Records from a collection
** begin **

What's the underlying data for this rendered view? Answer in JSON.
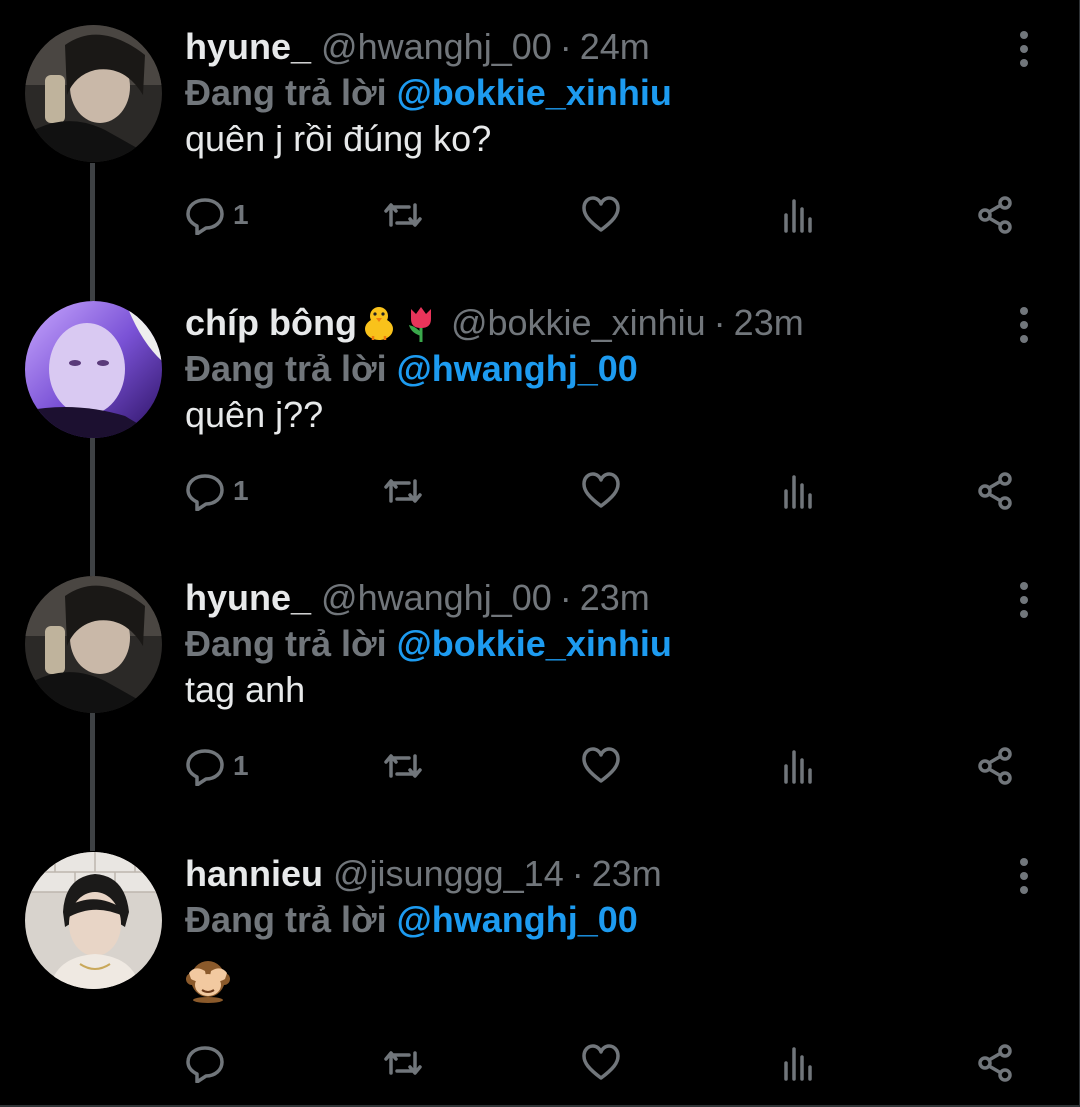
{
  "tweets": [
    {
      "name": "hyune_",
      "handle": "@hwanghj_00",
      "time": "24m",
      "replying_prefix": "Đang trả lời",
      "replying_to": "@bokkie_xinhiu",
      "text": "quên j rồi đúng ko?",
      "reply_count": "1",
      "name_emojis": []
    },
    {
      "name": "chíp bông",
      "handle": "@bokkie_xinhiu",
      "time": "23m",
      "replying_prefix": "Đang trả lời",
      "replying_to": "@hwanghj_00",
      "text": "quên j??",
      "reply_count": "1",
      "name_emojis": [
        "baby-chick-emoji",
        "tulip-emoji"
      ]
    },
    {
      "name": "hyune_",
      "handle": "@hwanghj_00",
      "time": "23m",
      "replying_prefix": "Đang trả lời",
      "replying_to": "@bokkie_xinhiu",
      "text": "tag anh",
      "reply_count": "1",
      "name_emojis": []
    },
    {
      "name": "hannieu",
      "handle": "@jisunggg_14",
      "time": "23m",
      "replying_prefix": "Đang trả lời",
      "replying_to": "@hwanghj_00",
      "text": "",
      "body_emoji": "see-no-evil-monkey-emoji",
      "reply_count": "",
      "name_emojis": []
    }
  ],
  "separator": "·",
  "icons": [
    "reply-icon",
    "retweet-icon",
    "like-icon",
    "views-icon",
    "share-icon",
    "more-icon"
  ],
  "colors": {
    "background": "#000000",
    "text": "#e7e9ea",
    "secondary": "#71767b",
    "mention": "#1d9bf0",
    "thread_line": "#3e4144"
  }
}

** end **

**Set task**
Give every record again exactly, apart from the pictures, which stay out.

**Response**
What's the underlying data for this rendered view? Answer in JSON.
{
  "tweets": [
    {
      "name": "hyune_",
      "handle": "@hwanghj_00",
      "time": "24m",
      "replying_prefix": "Đang trả lời",
      "replying_to": "@bokkie_xinhiu",
      "text": "quên j rồi đúng ko?",
      "reply_count": "1",
      "name_emojis": []
    },
    {
      "name": "chíp bông",
      "handle": "@bokkie_xinhiu",
      "time": "23m",
      "replying_prefix": "Đang trả lời",
      "replying_to": "@hwanghj_00",
      "text": "quên j??",
      "reply_count": "1",
      "name_emojis": [
        "baby-chick-emoji",
        "tulip-emoji"
      ]
    },
    {
      "name": "hyune_",
      "handle": "@hwanghj_00",
      "time": "23m",
      "replying_prefix": "Đang trả lời",
      "replying_to": "@bokkie_xinhiu",
      "text": "tag anh",
      "reply_count": "1",
      "name_emojis": []
    },
    {
      "name": "hannieu",
      "handle": "@jisunggg_14",
      "time": "23m",
      "replying_prefix": "Đang trả lời",
      "replying_to": "@hwanghj_00",
      "text": "",
      "body_emoji": "see-no-evil-monkey-emoji",
      "reply_count": "",
      "name_emojis": []
    }
  ],
  "separator": "·",
  "icons": [
    "reply-icon",
    "retweet-icon",
    "like-icon",
    "views-icon",
    "share-icon",
    "more-icon"
  ],
  "colors": {
    "background": "#000000",
    "text": "#e7e9ea",
    "secondary": "#71767b",
    "mention": "#1d9bf0",
    "thread_line": "#3e4144"
  }
}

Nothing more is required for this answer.